▶ [To be done]: Locate each line of the material that contains "this", then return it.

____________________

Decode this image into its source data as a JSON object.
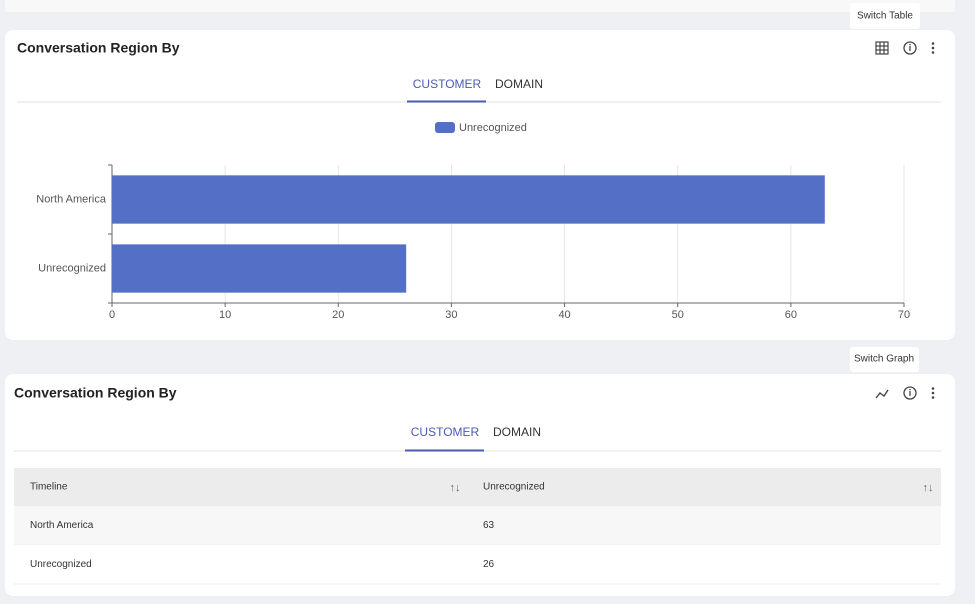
{
  "top_tooltip": "Switch Table",
  "chart_panel": {
    "title": "Conversation Region By",
    "tabs": [
      "CUSTOMER",
      "DOMAIN"
    ]
  },
  "chart_data": {
    "type": "bar",
    "orientation": "horizontal",
    "categories": [
      "North America",
      "Unrecognized"
    ],
    "series": [
      {
        "name": "Unrecognized",
        "color": "#5470c6",
        "values": [
          63,
          26
        ]
      }
    ],
    "xlim": [
      0,
      70
    ],
    "xticks": [
      0,
      10,
      20,
      30,
      40,
      50,
      60,
      70
    ],
    "grid": true,
    "legend": "top"
  },
  "bottom_tooltip": "Switch Graph",
  "table_panel": {
    "title": "Conversation Region By",
    "tabs": [
      "CUSTOMER",
      "DOMAIN"
    ],
    "table": {
      "columns": [
        "Timeline",
        "Unrecognized"
      ],
      "rows": [
        [
          "North America",
          63
        ],
        [
          "Unrecognized",
          26
        ]
      ]
    }
  }
}
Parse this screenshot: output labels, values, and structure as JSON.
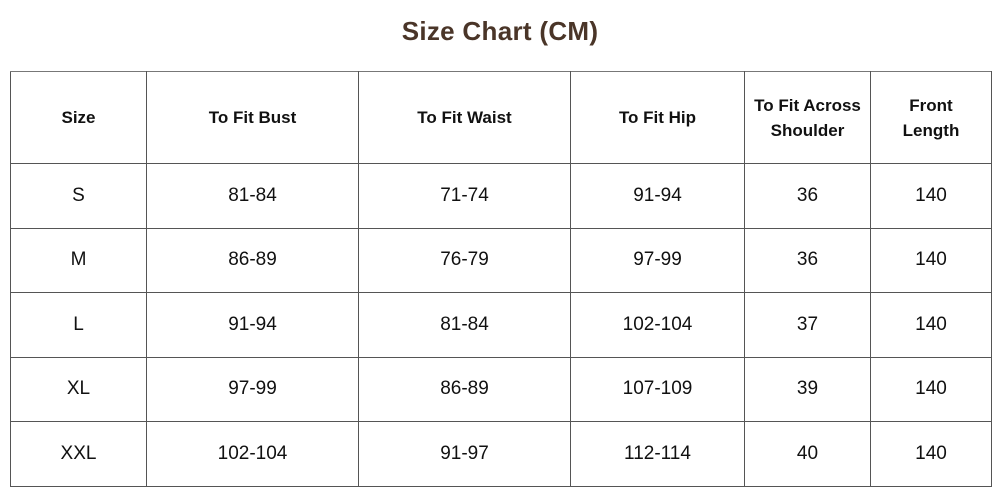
{
  "title": "Size Chart (CM)",
  "colors": {
    "title": "#4a3528",
    "border": "#555555"
  },
  "headers": [
    "Size",
    "To Fit Bust",
    "To Fit Waist",
    "To Fit Hip",
    "To Fit Across Shoulder",
    "Front Length"
  ],
  "rows": [
    [
      "S",
      "81-84",
      "71-74",
      "91-94",
      "36",
      "140"
    ],
    [
      "M",
      "86-89",
      "76-79",
      "97-99",
      "36",
      "140"
    ],
    [
      "L",
      "91-94",
      "81-84",
      "102-104",
      "37",
      "140"
    ],
    [
      "XL",
      "97-99",
      "86-89",
      "107-109",
      "39",
      "140"
    ],
    [
      "XXL",
      "102-104",
      "91-97",
      "112-114",
      "40",
      "140"
    ]
  ]
}
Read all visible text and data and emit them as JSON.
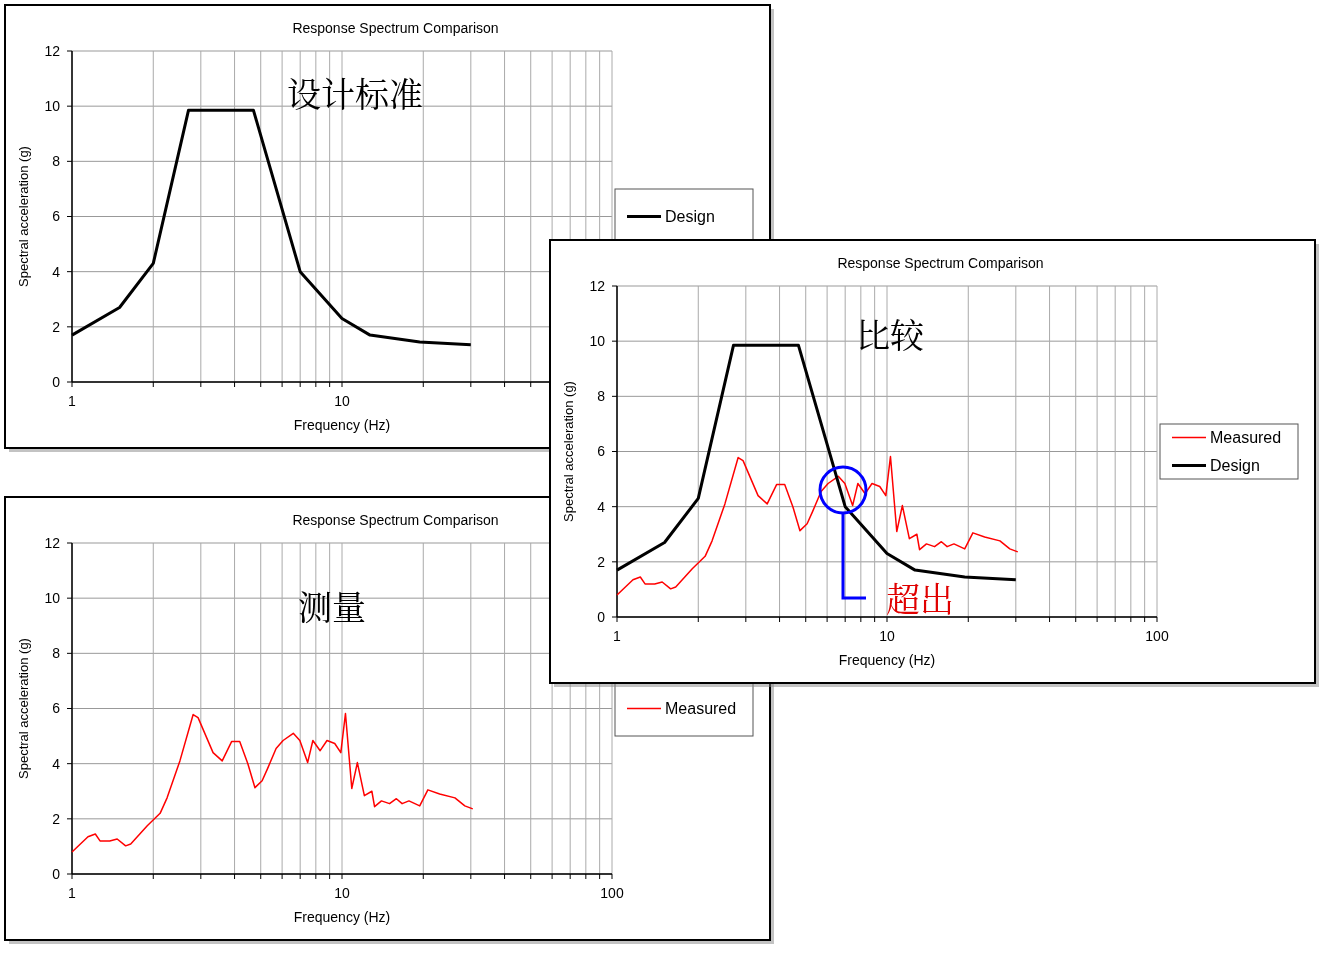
{
  "chart_data": [
    {
      "type": "line",
      "title": "Response Spectrum Comparison",
      "xlabel": "Frequency (Hz)",
      "ylabel": "Spectral acceleration (g)",
      "log": "x",
      "xlim": [
        1,
        100
      ],
      "xticks": [
        1,
        {
          "value": 2,
          "label": null
        },
        {
          "value": 3,
          "label": null
        },
        {
          "value": 4,
          "label": null
        },
        {
          "value": 5,
          "label": null
        },
        {
          "value": 6,
          "label": null
        },
        {
          "value": 7,
          "label": null
        },
        {
          "value": 8,
          "label": null
        },
        {
          "value": 9,
          "label": null
        },
        10,
        {
          "value": 20,
          "label": null
        },
        {
          "value": 30,
          "label": null
        },
        {
          "value": 40,
          "label": null
        },
        {
          "value": 50,
          "label": null
        },
        {
          "value": 60,
          "label": null
        },
        {
          "value": 70,
          "label": null
        },
        {
          "value": 80,
          "label": null
        },
        {
          "value": 90,
          "label": null
        },
        {
          "value": 100,
          "label": null
        }
      ],
      "ylim": [
        0,
        12
      ],
      "yticks": [
        0,
        2,
        4,
        6,
        8,
        10,
        12
      ],
      "grid": true,
      "legend": "right",
      "marker": "none",
      "annotations": [
        "设计标准"
      ],
      "series": [
        {
          "name": "Design",
          "color": "#000000",
          "x": [
            1,
            1.5,
            2,
            2.7,
            4.7,
            7,
            10,
            12.7,
            19.4,
            30
          ],
          "values": [
            1.7,
            2.7,
            4.3,
            9.85,
            9.85,
            4.0,
            2.3,
            1.7,
            1.45,
            1.35
          ]
        }
      ]
    },
    {
      "type": "line",
      "title": "Response Spectrum Comparison",
      "xlabel": "Frequency (Hz)",
      "ylabel": "Spectral acceleration (g)",
      "log": "x",
      "xlim": [
        1,
        100
      ],
      "xticks": [
        1,
        {
          "value": 2,
          "label": null
        },
        {
          "value": 3,
          "label": null
        },
        {
          "value": 4,
          "label": null
        },
        {
          "value": 5,
          "label": null
        },
        {
          "value": 6,
          "label": null
        },
        {
          "value": 7,
          "label": null
        },
        {
          "value": 8,
          "label": null
        },
        {
          "value": 9,
          "label": null
        },
        10,
        {
          "value": 20,
          "label": null
        },
        {
          "value": 30,
          "label": null
        },
        {
          "value": 40,
          "label": null
        },
        {
          "value": 50,
          "label": null
        },
        {
          "value": 60,
          "label": null
        },
        {
          "value": 70,
          "label": null
        },
        {
          "value": 80,
          "label": null
        },
        {
          "value": 90,
          "label": null
        },
        100
      ],
      "ylim": [
        0,
        12
      ],
      "yticks": [
        0,
        2,
        4,
        6,
        8,
        10,
        12
      ],
      "grid": true,
      "legend": "right",
      "marker": "none",
      "annotations": [
        "测量"
      ],
      "series": [
        {
          "name": "Measured",
          "color": "#ff0000",
          "x": [
            1,
            1.146,
            1.22,
            1.27,
            1.38,
            1.47,
            1.58,
            1.65,
            1.9,
            2.12,
            2.25,
            2.51,
            2.81,
            2.93,
            3.33,
            3.6,
            3.9,
            4.18,
            4.48,
            4.76,
            5.06,
            5.3,
            5.7,
            6.05,
            6.6,
            6.98,
            7.46,
            7.8,
            8.3,
            8.8,
            9.4,
            9.9,
            10.3,
            10.87,
            11.4,
            12.1,
            12.9,
            13.2,
            14.0,
            15.0,
            15.9,
            16.7,
            17.7,
            19.4,
            20.8,
            23.0,
            26.2,
            28.5,
            30.5
          ],
          "values": [
            0.8,
            1.35,
            1.45,
            1.2,
            1.2,
            1.27,
            1.02,
            1.09,
            1.75,
            2.2,
            2.76,
            4.1,
            5.78,
            5.67,
            4.4,
            4.1,
            4.8,
            4.8,
            4.0,
            3.13,
            3.38,
            3.82,
            4.55,
            4.84,
            5.1,
            4.84,
            4.04,
            4.84,
            4.47,
            4.84,
            4.73,
            4.4,
            5.82,
            3.1,
            4.04,
            2.84,
            3.0,
            2.44,
            2.65,
            2.55,
            2.73,
            2.55,
            2.65,
            2.47,
            3.05,
            2.9,
            2.76,
            2.47,
            2.36
          ]
        }
      ]
    },
    {
      "type": "line",
      "title": "Response Spectrum Comparison",
      "xlabel": "Frequency (Hz)",
      "ylabel": "Spectral acceleration (g)",
      "log": "x",
      "xlim": [
        1,
        100
      ],
      "xticks": [
        1,
        {
          "value": 2,
          "label": null
        },
        {
          "value": 3,
          "label": null
        },
        {
          "value": 4,
          "label": null
        },
        {
          "value": 5,
          "label": null
        },
        {
          "value": 6,
          "label": null
        },
        {
          "value": 7,
          "label": null
        },
        {
          "value": 8,
          "label": null
        },
        {
          "value": 9,
          "label": null
        },
        10,
        {
          "value": 20,
          "label": null
        },
        {
          "value": 30,
          "label": null
        },
        {
          "value": 40,
          "label": null
        },
        {
          "value": 50,
          "label": null
        },
        {
          "value": 60,
          "label": null
        },
        {
          "value": 70,
          "label": null
        },
        {
          "value": 80,
          "label": null
        },
        {
          "value": 90,
          "label": null
        },
        100
      ],
      "ylim": [
        0,
        12
      ],
      "yticks": [
        0,
        2,
        4,
        6,
        8,
        10,
        12
      ],
      "grid": true,
      "legend": "right",
      "marker": "none",
      "annotations": [
        "比较",
        "超出"
      ],
      "series": [
        {
          "name": "Measured",
          "color": "#ff0000",
          "x": [
            1,
            1.146,
            1.22,
            1.27,
            1.38,
            1.47,
            1.58,
            1.65,
            1.9,
            2.12,
            2.25,
            2.51,
            2.81,
            2.93,
            3.33,
            3.6,
            3.9,
            4.18,
            4.48,
            4.76,
            5.06,
            5.3,
            5.7,
            6.05,
            6.6,
            6.98,
            7.46,
            7.8,
            8.3,
            8.8,
            9.4,
            9.9,
            10.3,
            10.87,
            11.4,
            12.1,
            12.9,
            13.2,
            14.0,
            15.0,
            15.9,
            16.7,
            17.7,
            19.4,
            20.8,
            23.0,
            26.2,
            28.5,
            30.5
          ],
          "values": [
            0.8,
            1.35,
            1.45,
            1.2,
            1.2,
            1.27,
            1.02,
            1.09,
            1.75,
            2.2,
            2.76,
            4.1,
            5.78,
            5.67,
            4.4,
            4.1,
            4.8,
            4.8,
            4.0,
            3.13,
            3.38,
            3.82,
            4.55,
            4.84,
            5.1,
            4.84,
            4.04,
            4.84,
            4.47,
            4.84,
            4.73,
            4.4,
            5.82,
            3.1,
            4.04,
            2.84,
            3.0,
            2.44,
            2.65,
            2.55,
            2.73,
            2.55,
            2.65,
            2.47,
            3.05,
            2.9,
            2.76,
            2.47,
            2.36
          ]
        },
        {
          "name": "Design",
          "color": "#000000",
          "x": [
            1,
            1.5,
            2,
            2.7,
            4.7,
            7,
            10,
            12.7,
            19.4,
            30
          ],
          "values": [
            1.7,
            2.7,
            4.3,
            9.85,
            9.85,
            4.0,
            2.3,
            1.7,
            1.45,
            1.35
          ]
        }
      ]
    }
  ]
}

____________________

▶ [Written answer]:
Decode this image into its source data as a JSON object.
Parse this screenshot: output labels, values, and structure as JSON.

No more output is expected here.